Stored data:
■ ■ ■ ■

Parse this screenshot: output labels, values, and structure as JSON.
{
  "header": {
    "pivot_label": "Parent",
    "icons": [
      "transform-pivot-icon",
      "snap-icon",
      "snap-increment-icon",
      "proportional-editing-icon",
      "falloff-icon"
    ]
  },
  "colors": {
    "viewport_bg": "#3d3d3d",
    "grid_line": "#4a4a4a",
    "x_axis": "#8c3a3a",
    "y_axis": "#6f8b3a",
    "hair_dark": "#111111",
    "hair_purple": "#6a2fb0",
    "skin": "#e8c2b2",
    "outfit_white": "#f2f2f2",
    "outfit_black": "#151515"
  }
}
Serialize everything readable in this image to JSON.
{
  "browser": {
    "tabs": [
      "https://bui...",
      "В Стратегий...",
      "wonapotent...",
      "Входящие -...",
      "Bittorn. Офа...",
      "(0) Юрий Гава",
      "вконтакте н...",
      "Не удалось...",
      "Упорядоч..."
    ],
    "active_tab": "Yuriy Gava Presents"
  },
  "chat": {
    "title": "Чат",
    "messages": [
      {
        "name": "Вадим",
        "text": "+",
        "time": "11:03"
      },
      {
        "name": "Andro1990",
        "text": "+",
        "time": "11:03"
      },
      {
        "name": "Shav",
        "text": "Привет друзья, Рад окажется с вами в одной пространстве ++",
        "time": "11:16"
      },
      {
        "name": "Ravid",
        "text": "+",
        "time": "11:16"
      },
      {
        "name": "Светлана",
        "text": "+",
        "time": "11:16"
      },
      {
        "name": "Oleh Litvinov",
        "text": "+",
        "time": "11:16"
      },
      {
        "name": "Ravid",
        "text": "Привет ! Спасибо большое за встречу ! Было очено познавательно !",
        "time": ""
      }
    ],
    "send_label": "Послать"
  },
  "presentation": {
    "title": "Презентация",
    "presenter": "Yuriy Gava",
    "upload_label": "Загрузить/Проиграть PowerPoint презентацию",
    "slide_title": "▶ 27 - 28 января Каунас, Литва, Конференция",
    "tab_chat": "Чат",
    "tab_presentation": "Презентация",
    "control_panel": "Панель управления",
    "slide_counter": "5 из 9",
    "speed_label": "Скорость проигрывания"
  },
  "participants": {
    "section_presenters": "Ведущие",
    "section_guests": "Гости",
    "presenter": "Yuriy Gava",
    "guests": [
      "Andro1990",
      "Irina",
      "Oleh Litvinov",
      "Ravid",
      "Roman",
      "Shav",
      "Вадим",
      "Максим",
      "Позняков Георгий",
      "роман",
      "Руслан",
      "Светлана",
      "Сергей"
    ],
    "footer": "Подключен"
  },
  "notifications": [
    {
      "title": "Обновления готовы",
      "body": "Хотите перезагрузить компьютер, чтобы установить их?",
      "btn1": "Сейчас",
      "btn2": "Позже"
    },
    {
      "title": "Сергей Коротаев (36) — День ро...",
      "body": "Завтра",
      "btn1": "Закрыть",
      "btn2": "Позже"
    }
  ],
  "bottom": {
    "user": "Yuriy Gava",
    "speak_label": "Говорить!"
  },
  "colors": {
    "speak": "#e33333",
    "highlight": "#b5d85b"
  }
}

■ ■ ■ ■

**The request:**
Every record above must be duplicated exactly.

**Response to the task:**
Parse this screenshot: output labels, values, and structure as JSON.
{
  "header": {
    "pivot_label": "Parent",
    "icons": [
      "transform-pivot-icon",
      "snap-icon",
      "snap-increment-icon",
      "proportional-editing-icon",
      "falloff-icon"
    ]
  },
  "colors": {
    "viewport_bg": "#3d3d3d",
    "grid_line": "#4a4a4a",
    "x_axis": "#8c3a3a",
    "y_axis": "#6f8b3a",
    "hair_dark": "#111111",
    "hair_purple": "#6a2fb0",
    "skin": "#e8c2b2",
    "outfit_white": "#f2f2f2",
    "outfit_black": "#151515"
  }
}
Serialize everything readable in this image to JSON.
{
  "browser": {
    "tabs": [
      "https://bui...",
      "В Стратегий...",
      "wonapotent...",
      "Входящие -...",
      "Bittorn. Офа...",
      "(0) Юрий Гава",
      "вконтакте н...",
      "Не удалось...",
      "Упорядоч..."
    ],
    "active_tab": "Yuriy Gava Presents"
  },
  "chat": {
    "title": "Чат",
    "messages": [
      {
        "name": "Вадим",
        "text": "+",
        "time": "11:03"
      },
      {
        "name": "Andro1990",
        "text": "+",
        "time": "11:03"
      },
      {
        "name": "Shav",
        "text": "Привет друзья, Рад окажется с вами в одной пространстве ++",
        "time": "11:16"
      },
      {
        "name": "Ravid",
        "text": "+",
        "time": "11:16"
      },
      {
        "name": "Светлана",
        "text": "+",
        "time": "11:16"
      },
      {
        "name": "Oleh Litvinov",
        "text": "+",
        "time": "11:16"
      },
      {
        "name": "Ravid",
        "text": "Привет ! Спасибо большое за встречу ! Было очено познавательно !",
        "time": ""
      }
    ],
    "send_label": "Послать"
  },
  "presentation": {
    "title": "Презентация",
    "presenter": "Yuriy Gava",
    "upload_label": "Загрузить/Проиграть PowerPoint презентацию",
    "slide_title": "▶ 27 - 28 января Каунас, Литва, Конференция",
    "tab_chat": "Чат",
    "tab_presentation": "Презентация",
    "control_panel": "Панель управления",
    "slide_counter": "5 из 9",
    "speed_label": "Скорость проигрывания"
  },
  "participants": {
    "section_presenters": "Ведущие",
    "section_guests": "Гости",
    "presenter": "Yuriy Gava",
    "guests": [
      "Andro1990",
      "Irina",
      "Oleh Litvinov",
      "Ravid",
      "Roman",
      "Shav",
      "Вадим",
      "Максим",
      "Позняков Георгий",
      "роман",
      "Руслан",
      "Светлана",
      "Сергей"
    ],
    "footer": "Подключен"
  },
  "notifications": [
    {
      "title": "Обновления готовы",
      "body": "Хотите перезагрузить компьютер, чтобы установить их?",
      "btn1": "Сейчас",
      "btn2": "Позже"
    },
    {
      "title": "Сергей Коротаев (36) — День ро...",
      "body": "Завтра",
      "btn1": "Закрыть",
      "btn2": "Позже"
    }
  ],
  "bottom": {
    "user": "Yuriy Gava",
    "speak_label": "Говорить!"
  },
  "colors": {
    "speak": "#e33333",
    "highlight": "#b5d85b"
  }
}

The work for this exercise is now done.